Items from a figure collection
------------------------------------------------------------------------
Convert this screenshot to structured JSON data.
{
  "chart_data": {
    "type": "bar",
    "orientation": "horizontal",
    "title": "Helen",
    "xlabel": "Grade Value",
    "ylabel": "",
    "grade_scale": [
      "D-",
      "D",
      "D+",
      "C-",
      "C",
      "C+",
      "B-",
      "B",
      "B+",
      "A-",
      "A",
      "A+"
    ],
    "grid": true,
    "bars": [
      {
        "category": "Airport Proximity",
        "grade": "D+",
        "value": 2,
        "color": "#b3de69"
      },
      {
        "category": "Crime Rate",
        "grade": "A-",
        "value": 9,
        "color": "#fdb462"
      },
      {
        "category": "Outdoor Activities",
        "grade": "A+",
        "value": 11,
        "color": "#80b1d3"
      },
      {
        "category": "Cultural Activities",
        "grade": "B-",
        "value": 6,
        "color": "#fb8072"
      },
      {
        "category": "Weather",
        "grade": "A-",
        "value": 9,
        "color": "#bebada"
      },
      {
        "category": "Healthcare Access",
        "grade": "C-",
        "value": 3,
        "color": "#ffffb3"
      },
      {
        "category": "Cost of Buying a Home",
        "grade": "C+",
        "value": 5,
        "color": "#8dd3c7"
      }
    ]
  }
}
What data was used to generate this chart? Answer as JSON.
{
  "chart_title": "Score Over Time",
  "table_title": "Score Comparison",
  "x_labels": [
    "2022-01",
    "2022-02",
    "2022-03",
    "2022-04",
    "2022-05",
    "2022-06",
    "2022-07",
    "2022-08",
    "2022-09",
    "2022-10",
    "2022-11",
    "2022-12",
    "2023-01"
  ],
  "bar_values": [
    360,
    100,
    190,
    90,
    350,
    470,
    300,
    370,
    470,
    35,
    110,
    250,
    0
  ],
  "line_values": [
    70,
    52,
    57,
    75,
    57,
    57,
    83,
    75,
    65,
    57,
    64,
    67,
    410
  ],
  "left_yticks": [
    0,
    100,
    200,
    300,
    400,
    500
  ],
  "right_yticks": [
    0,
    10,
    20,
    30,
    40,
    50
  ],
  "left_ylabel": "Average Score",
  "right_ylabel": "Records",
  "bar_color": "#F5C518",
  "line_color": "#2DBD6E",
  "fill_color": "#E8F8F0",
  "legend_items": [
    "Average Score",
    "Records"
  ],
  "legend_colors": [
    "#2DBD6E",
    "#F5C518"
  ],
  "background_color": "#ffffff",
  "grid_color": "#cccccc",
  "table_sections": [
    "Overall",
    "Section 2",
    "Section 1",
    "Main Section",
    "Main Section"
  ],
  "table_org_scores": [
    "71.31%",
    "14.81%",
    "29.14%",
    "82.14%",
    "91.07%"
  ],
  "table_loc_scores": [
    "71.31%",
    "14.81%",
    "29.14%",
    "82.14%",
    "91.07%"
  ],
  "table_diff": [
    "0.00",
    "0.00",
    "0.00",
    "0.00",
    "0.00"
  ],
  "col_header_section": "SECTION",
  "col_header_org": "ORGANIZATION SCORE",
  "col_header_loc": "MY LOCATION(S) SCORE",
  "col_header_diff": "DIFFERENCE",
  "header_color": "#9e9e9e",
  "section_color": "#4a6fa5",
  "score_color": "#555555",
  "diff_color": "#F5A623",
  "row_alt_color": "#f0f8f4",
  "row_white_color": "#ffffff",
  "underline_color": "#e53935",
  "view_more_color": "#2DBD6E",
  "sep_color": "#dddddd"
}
------------------------------------------------------------------------
Every record shown above must be echoed exactly.

Convert this screenshot to structured JSON data.
{
  "chart_data": {
    "type": "bar",
    "orientation": "horizontal",
    "title": "Helen",
    "xlabel": "Grade Value",
    "ylabel": "",
    "grade_scale": [
      "D-",
      "D",
      "D+",
      "C-",
      "C",
      "C+",
      "B-",
      "B",
      "B+",
      "A-",
      "A",
      "A+"
    ],
    "grid": true,
    "bars": [
      {
        "category": "Airport Proximity",
        "grade": "D+",
        "value": 2,
        "color": "#b3de69"
      },
      {
        "category": "Crime Rate",
        "grade": "A-",
        "value": 9,
        "color": "#fdb462"
      },
      {
        "category": "Outdoor Activities",
        "grade": "A+",
        "value": 11,
        "color": "#80b1d3"
      },
      {
        "category": "Cultural Activities",
        "grade": "B-",
        "value": 6,
        "color": "#fb8072"
      },
      {
        "category": "Weather",
        "grade": "A-",
        "value": 9,
        "color": "#bebada"
      },
      {
        "category": "Healthcare Access",
        "grade": "C-",
        "value": 3,
        "color": "#ffffb3"
      },
      {
        "category": "Cost of Buying a Home",
        "grade": "C+",
        "value": 5,
        "color": "#8dd3c7"
      }
    ]
  }
}
What data was used to generate this chart? Answer as JSON.
{
  "chart_title": "Score Over Time",
  "table_title": "Score Comparison",
  "x_labels": [
    "2022-01",
    "2022-02",
    "2022-03",
    "2022-04",
    "2022-05",
    "2022-06",
    "2022-07",
    "2022-08",
    "2022-09",
    "2022-10",
    "2022-11",
    "2022-12",
    "2023-01"
  ],
  "bar_values": [
    360,
    100,
    190,
    90,
    350,
    470,
    300,
    370,
    470,
    35,
    110,
    250,
    0
  ],
  "line_values": [
    70,
    52,
    57,
    75,
    57,
    57,
    83,
    75,
    65,
    57,
    64,
    67,
    410
  ],
  "left_yticks": [
    0,
    100,
    200,
    300,
    400,
    500
  ],
  "right_yticks": [
    0,
    10,
    20,
    30,
    40,
    50
  ],
  "left_ylabel": "Average Score",
  "right_ylabel": "Records",
  "bar_color": "#F5C518",
  "line_color": "#2DBD6E",
  "fill_color": "#E8F8F0",
  "legend_items": [
    "Average Score",
    "Records"
  ],
  "legend_colors": [
    "#2DBD6E",
    "#F5C518"
  ],
  "background_color": "#ffffff",
  "grid_color": "#cccccc",
  "table_sections": [
    "Overall",
    "Section 2",
    "Section 1",
    "Main Section",
    "Main Section"
  ],
  "table_org_scores": [
    "71.31%",
    "14.81%",
    "29.14%",
    "82.14%",
    "91.07%"
  ],
  "table_loc_scores": [
    "71.31%",
    "14.81%",
    "29.14%",
    "82.14%",
    "91.07%"
  ],
  "table_diff": [
    "0.00",
    "0.00",
    "0.00",
    "0.00",
    "0.00"
  ],
  "col_header_section": "SECTION",
  "col_header_org": "ORGANIZATION SCORE",
  "col_header_loc": "MY LOCATION(S) SCORE",
  "col_header_diff": "DIFFERENCE",
  "header_color": "#9e9e9e",
  "section_color": "#4a6fa5",
  "score_color": "#555555",
  "diff_color": "#F5A623",
  "row_alt_color": "#f0f8f4",
  "row_white_color": "#ffffff",
  "underline_color": "#e53935",
  "view_more_color": "#2DBD6E",
  "sep_color": "#dddddd"
}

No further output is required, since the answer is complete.